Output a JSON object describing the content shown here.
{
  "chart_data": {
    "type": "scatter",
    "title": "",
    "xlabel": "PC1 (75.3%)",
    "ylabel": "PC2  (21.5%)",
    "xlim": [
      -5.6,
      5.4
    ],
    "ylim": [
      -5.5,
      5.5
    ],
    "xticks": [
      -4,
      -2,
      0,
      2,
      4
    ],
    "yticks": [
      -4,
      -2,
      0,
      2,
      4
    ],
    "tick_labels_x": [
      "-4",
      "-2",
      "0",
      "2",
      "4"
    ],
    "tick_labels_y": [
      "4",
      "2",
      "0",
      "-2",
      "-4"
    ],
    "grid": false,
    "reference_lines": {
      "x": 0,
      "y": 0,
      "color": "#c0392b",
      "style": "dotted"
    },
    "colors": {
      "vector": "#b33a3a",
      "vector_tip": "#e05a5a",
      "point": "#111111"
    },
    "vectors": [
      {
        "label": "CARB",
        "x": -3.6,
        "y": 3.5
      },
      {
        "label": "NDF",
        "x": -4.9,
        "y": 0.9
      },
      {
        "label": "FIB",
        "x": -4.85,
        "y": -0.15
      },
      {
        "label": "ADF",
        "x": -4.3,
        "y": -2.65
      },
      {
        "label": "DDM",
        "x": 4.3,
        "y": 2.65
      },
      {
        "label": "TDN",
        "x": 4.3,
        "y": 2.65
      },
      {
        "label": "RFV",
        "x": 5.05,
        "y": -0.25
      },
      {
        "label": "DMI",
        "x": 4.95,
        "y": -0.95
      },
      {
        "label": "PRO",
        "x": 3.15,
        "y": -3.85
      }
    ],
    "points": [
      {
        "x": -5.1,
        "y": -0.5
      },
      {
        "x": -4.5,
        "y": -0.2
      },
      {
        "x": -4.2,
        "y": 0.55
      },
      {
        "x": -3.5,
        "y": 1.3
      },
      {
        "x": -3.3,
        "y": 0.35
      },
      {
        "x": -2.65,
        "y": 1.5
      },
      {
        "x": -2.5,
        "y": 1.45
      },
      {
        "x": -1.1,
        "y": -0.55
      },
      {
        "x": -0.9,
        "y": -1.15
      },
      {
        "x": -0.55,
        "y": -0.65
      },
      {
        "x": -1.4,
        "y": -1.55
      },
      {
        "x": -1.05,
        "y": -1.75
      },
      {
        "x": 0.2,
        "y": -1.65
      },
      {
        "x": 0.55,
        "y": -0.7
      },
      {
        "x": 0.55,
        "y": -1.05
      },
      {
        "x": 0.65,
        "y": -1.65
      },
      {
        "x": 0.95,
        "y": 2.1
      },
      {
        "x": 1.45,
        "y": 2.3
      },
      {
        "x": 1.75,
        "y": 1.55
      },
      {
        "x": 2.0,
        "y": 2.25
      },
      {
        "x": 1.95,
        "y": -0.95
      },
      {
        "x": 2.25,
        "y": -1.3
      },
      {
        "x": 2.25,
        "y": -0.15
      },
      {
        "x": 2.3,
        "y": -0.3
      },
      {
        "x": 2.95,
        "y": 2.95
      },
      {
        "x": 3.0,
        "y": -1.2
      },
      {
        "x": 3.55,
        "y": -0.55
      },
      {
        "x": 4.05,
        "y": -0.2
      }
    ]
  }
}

════════════════════

WRITTEN INSTRUCTION: Each line must be given again exactly as written above.

OUTPUT OF THE TASK:
Output a JSON object describing the content shown here.
{
  "chart_data": {
    "type": "scatter",
    "title": "",
    "xlabel": "PC1 (75.3%)",
    "ylabel": "PC2  (21.5%)",
    "xlim": [
      -5.6,
      5.4
    ],
    "ylim": [
      -5.5,
      5.5
    ],
    "xticks": [
      -4,
      -2,
      0,
      2,
      4
    ],
    "yticks": [
      -4,
      -2,
      0,
      2,
      4
    ],
    "tick_labels_x": [
      "-4",
      "-2",
      "0",
      "2",
      "4"
    ],
    "tick_labels_y": [
      "4",
      "2",
      "0",
      "-2",
      "-4"
    ],
    "grid": false,
    "reference_lines": {
      "x": 0,
      "y": 0,
      "color": "#c0392b",
      "style": "dotted"
    },
    "colors": {
      "vector": "#b33a3a",
      "vector_tip": "#e05a5a",
      "point": "#111111"
    },
    "vectors": [
      {
        "label": "CARB",
        "x": -3.6,
        "y": 3.5
      },
      {
        "label": "NDF",
        "x": -4.9,
        "y": 0.9
      },
      {
        "label": "FIB",
        "x": -4.85,
        "y": -0.15
      },
      {
        "label": "ADF",
        "x": -4.3,
        "y": -2.65
      },
      {
        "label": "DDM",
        "x": 4.3,
        "y": 2.65
      },
      {
        "label": "TDN",
        "x": 4.3,
        "y": 2.65
      },
      {
        "label": "RFV",
        "x": 5.05,
        "y": -0.25
      },
      {
        "label": "DMI",
        "x": 4.95,
        "y": -0.95
      },
      {
        "label": "PRO",
        "x": 3.15,
        "y": -3.85
      }
    ],
    "points": [
      {
        "x": -5.1,
        "y": -0.5
      },
      {
        "x": -4.5,
        "y": -0.2
      },
      {
        "x": -4.2,
        "y": 0.55
      },
      {
        "x": -3.5,
        "y": 1.3
      },
      {
        "x": -3.3,
        "y": 0.35
      },
      {
        "x": -2.65,
        "y": 1.5
      },
      {
        "x": -2.5,
        "y": 1.45
      },
      {
        "x": -1.1,
        "y": -0.55
      },
      {
        "x": -0.9,
        "y": -1.15
      },
      {
        "x": -0.55,
        "y": -0.65
      },
      {
        "x": -1.4,
        "y": -1.55
      },
      {
        "x": -1.05,
        "y": -1.75
      },
      {
        "x": 0.2,
        "y": -1.65
      },
      {
        "x": 0.55,
        "y": -0.7
      },
      {
        "x": 0.55,
        "y": -1.05
      },
      {
        "x": 0.65,
        "y": -1.65
      },
      {
        "x": 0.95,
        "y": 2.1
      },
      {
        "x": 1.45,
        "y": 2.3
      },
      {
        "x": 1.75,
        "y": 1.55
      },
      {
        "x": 2.0,
        "y": 2.25
      },
      {
        "x": 1.95,
        "y": -0.95
      },
      {
        "x": 2.25,
        "y": -1.3
      },
      {
        "x": 2.25,
        "y": -0.15
      },
      {
        "x": 2.3,
        "y": -0.3
      },
      {
        "x": 2.95,
        "y": 2.95
      },
      {
        "x": 3.0,
        "y": -1.2
      },
      {
        "x": 3.55,
        "y": -0.55
      },
      {
        "x": 4.05,
        "y": -0.2
      }
    ]
  }
}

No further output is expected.